* [TASK TO COMPLETE]
Repeat every record below exactly, omitting any pictures.

# Start of DATASET EXTRACT

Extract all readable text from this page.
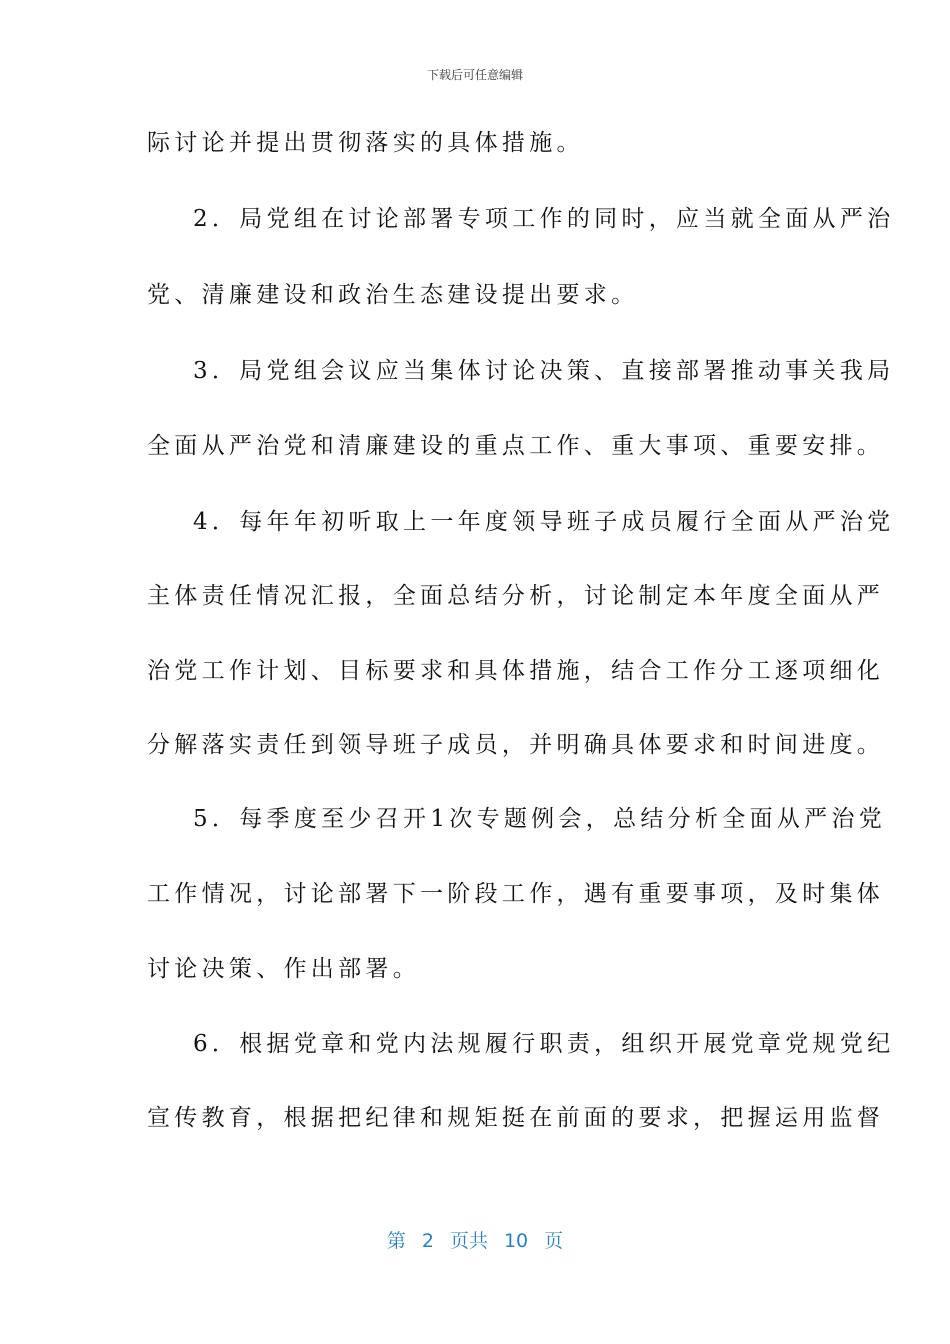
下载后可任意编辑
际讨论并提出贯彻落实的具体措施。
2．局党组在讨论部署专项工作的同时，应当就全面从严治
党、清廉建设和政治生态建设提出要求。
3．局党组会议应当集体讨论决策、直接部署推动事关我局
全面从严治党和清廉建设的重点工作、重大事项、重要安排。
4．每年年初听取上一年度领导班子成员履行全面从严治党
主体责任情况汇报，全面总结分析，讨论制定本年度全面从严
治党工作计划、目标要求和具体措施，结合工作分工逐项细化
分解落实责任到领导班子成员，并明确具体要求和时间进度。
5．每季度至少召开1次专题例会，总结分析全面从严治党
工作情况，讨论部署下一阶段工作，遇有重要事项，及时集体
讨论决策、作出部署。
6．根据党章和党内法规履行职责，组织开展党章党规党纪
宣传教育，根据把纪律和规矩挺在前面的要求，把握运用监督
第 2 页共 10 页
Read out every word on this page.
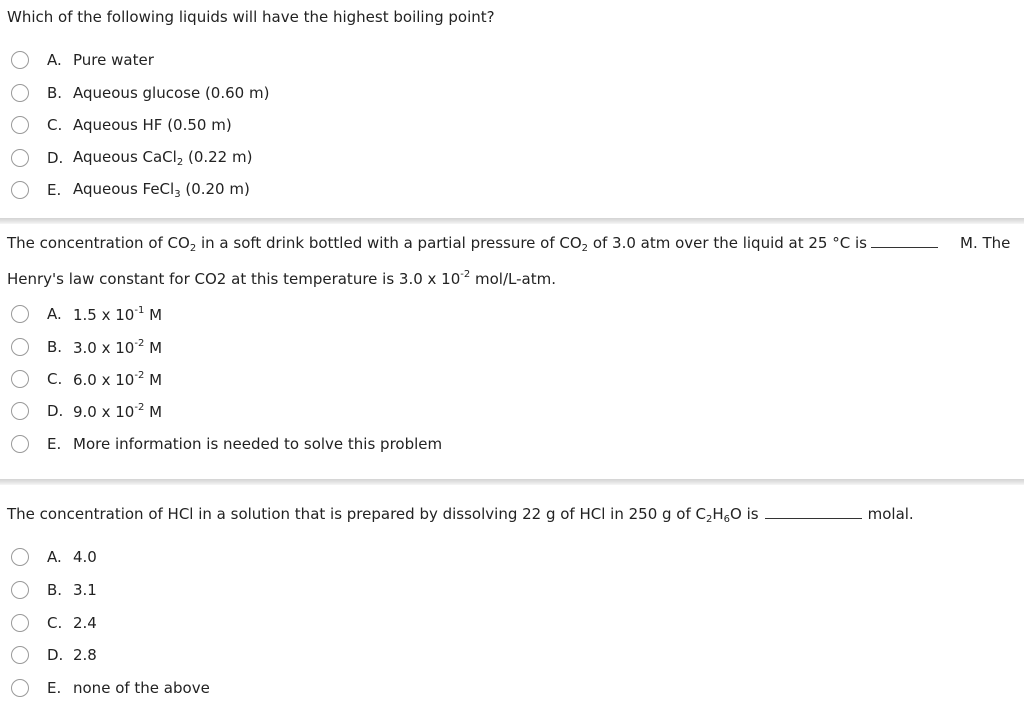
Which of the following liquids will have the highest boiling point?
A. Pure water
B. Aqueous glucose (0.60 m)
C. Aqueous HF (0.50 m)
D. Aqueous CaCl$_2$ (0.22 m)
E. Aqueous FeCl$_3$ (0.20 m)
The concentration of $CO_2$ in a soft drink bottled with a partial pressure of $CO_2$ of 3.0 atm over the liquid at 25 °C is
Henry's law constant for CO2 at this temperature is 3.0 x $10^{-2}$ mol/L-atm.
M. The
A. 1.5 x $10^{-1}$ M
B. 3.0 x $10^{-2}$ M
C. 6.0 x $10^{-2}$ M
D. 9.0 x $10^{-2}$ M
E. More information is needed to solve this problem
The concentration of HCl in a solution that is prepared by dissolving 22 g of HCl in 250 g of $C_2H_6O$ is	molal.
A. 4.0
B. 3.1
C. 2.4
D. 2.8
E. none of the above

# End of DATASET EXTRACT

* [CORRECT ANSWER]
Extract all readable text from this page.
下载后可任意编辑
际讨论并提出贯彻落实的具体措施。
2．局党组在讨论部署专项工作的同时，应当就全面从严治
党、清廉建设和政治生态建设提出要求。
3．局党组会议应当集体讨论决策、直接部署推动事关我局
全面从严治党和清廉建设的重点工作、重大事项、重要安排。
4．每年年初听取上一年度领导班子成员履行全面从严治党
主体责任情况汇报，全面总结分析，讨论制定本年度全面从严
治党工作计划、目标要求和具体措施，结合工作分工逐项细化
分解落实责任到领导班子成员，并明确具体要求和时间进度。
5．每季度至少召开1次专题例会，总结分析全面从严治党
工作情况，讨论部署下一阶段工作，遇有重要事项，及时集体
讨论决策、作出部署。
6．根据党章和党内法规履行职责，组织开展党章党规党纪
宣传教育，根据把纪律和规矩挺在前面的要求，把握运用监督
第 2 页共 10 页
Read out every word on this page.
Which of the following liquids will have the highest boiling point?
A. Pure water
B. Aqueous glucose (0.60 m)
C. Aqueous HF (0.50 m)
D. Aqueous CaCl$_2$ (0.22 m)
E. Aqueous FeCl$_3$ (0.20 m)
The concentration of $CO_2$ in a soft drink bottled with a partial pressure of $CO_2$ of 3.0 atm over the liquid at 25 °C is
Henry's law constant for CO2 at this temperature is 3.0 x $10^{-2}$ mol/L-atm.
M. The
A. 1.5 x $10^{-1}$ M
B. 3.0 x $10^{-2}$ M
C. 6.0 x $10^{-2}$ M
D. 9.0 x $10^{-2}$ M
E. More information is needed to solve this problem
The concentration of HCl in a solution that is prepared by dissolving 22 g of HCl in 250 g of $C_2H_6O$ is	molal.
A. 4.0
B. 3.1
C. 2.4
D. 2.8
E. none of the above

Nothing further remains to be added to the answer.